#### Task objective:
Repeat the material verbatim and drop the pictures.

***

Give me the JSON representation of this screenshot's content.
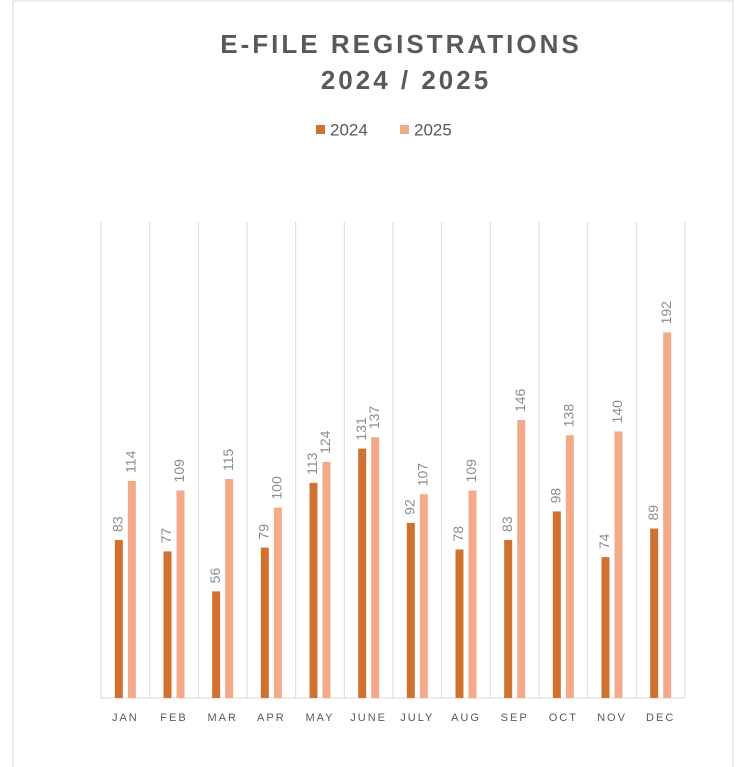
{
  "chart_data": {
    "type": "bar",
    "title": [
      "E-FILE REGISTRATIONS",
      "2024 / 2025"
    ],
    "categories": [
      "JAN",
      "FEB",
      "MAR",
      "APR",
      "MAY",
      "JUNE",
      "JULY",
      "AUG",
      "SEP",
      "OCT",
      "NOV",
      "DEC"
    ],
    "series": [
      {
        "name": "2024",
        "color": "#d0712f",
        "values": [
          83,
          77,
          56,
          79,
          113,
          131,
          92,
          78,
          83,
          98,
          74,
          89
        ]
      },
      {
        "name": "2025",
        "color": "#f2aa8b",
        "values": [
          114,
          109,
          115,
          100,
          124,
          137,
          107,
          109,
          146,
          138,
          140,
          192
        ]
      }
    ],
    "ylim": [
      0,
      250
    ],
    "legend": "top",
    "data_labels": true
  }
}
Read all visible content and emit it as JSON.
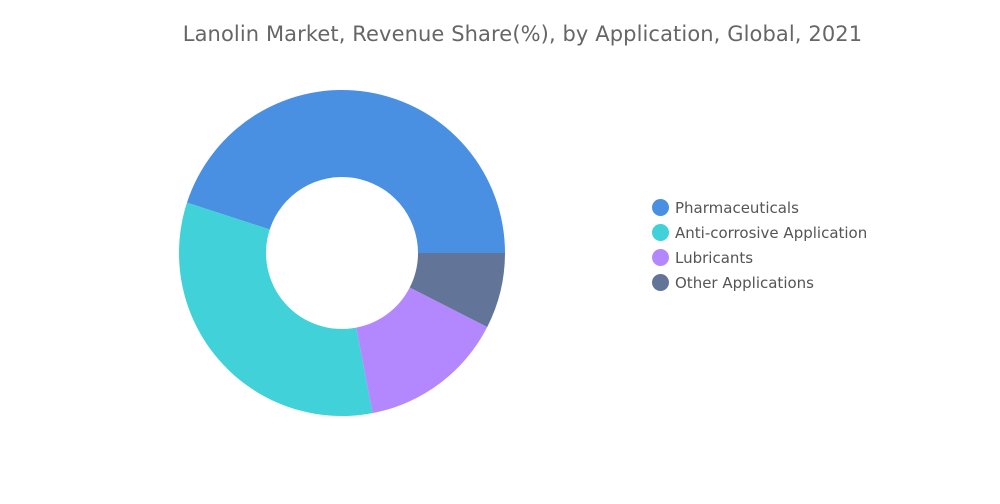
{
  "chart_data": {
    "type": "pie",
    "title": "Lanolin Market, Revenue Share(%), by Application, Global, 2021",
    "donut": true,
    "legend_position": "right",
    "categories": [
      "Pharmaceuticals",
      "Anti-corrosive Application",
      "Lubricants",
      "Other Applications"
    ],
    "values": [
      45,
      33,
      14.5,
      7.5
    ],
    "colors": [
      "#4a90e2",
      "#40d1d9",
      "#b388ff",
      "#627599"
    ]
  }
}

***

#### Solved exercise:
Give me the JSON representation of this screenshot's content.
{
  "chart_data": {
    "type": "bar",
    "title": [
      "E-FILE REGISTRATIONS",
      "2024 / 2025"
    ],
    "categories": [
      "JAN",
      "FEB",
      "MAR",
      "APR",
      "MAY",
      "JUNE",
      "JULY",
      "AUG",
      "SEP",
      "OCT",
      "NOV",
      "DEC"
    ],
    "series": [
      {
        "name": "2024",
        "color": "#d0712f",
        "values": [
          83,
          77,
          56,
          79,
          113,
          131,
          92,
          78,
          83,
          98,
          74,
          89
        ]
      },
      {
        "name": "2025",
        "color": "#f2aa8b",
        "values": [
          114,
          109,
          115,
          100,
          124,
          137,
          107,
          109,
          146,
          138,
          140,
          192
        ]
      }
    ],
    "ylim": [
      0,
      250
    ],
    "legend": "top",
    "data_labels": true
  }
}
Read all visible content and emit it as JSON.
{
  "chart_data": {
    "type": "pie",
    "title": "Lanolin Market, Revenue Share(%), by Application, Global, 2021",
    "donut": true,
    "legend_position": "right",
    "categories": [
      "Pharmaceuticals",
      "Anti-corrosive Application",
      "Lubricants",
      "Other Applications"
    ],
    "values": [
      45,
      33,
      14.5,
      7.5
    ],
    "colors": [
      "#4a90e2",
      "#40d1d9",
      "#b388ff",
      "#627599"
    ]
  }
}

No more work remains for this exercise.